Start of Data rows
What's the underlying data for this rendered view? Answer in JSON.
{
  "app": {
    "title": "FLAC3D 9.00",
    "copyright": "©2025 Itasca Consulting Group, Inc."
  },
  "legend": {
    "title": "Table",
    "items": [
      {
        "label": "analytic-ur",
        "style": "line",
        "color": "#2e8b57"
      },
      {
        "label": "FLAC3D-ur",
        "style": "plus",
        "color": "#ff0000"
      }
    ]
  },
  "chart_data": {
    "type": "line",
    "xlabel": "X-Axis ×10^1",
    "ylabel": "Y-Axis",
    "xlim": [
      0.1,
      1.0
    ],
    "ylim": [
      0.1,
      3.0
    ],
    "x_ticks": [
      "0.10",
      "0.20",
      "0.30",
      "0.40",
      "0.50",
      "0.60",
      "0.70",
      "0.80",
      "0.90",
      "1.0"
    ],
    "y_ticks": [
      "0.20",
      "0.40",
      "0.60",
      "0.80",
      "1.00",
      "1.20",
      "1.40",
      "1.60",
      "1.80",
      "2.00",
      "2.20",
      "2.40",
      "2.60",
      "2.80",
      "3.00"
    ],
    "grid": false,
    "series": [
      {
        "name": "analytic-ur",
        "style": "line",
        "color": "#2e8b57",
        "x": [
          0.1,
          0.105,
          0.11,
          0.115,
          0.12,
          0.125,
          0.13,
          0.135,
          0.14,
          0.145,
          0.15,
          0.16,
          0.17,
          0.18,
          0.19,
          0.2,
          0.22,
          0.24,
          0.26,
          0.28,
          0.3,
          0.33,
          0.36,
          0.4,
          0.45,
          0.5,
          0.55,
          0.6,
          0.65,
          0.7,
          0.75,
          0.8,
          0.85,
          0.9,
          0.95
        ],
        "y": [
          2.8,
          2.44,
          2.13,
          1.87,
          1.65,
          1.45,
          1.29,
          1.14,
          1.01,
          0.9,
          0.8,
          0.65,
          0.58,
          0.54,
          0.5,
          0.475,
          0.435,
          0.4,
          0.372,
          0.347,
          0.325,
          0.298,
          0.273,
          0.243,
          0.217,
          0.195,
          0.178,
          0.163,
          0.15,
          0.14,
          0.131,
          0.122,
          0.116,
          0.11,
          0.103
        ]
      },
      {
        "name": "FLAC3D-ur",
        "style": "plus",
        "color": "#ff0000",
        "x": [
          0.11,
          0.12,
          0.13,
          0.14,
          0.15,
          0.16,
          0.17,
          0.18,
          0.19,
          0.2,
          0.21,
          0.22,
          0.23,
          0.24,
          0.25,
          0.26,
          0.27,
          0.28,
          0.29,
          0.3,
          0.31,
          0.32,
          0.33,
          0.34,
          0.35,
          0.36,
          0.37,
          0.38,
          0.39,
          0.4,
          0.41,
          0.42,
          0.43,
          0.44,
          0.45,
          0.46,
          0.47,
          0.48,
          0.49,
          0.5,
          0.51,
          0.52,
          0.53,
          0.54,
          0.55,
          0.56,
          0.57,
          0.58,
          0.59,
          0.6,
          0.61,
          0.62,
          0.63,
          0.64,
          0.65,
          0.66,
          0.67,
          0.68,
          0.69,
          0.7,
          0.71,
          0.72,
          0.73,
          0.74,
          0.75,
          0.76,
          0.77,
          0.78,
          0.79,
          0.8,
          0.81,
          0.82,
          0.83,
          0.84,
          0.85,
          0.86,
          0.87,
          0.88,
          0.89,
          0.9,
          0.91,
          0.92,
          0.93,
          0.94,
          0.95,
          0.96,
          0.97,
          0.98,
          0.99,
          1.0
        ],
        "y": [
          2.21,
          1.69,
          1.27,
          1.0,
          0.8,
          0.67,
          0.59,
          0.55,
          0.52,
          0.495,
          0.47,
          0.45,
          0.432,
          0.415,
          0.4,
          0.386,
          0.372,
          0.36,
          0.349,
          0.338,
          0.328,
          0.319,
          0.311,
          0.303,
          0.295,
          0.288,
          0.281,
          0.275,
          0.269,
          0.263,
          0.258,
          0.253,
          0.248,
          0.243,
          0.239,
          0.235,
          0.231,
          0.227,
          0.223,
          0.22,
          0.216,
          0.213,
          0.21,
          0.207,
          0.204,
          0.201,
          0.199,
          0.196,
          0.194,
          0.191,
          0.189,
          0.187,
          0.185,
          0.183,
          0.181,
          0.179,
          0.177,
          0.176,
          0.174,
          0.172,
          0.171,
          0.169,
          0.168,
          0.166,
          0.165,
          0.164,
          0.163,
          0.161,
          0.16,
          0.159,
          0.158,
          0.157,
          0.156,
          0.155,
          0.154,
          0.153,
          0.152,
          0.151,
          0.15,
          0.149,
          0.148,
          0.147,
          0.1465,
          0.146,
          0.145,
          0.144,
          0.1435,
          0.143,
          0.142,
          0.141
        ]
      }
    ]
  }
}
End of Data rows
→ What the exercise asks
Scan the listing above and identify each line holding the string "color"; copy every such line.

→ The answer
        "color": "#2e8b57"
        "color": "#ff0000"
        "color": "#2e8b57",
        "color": "#ff0000",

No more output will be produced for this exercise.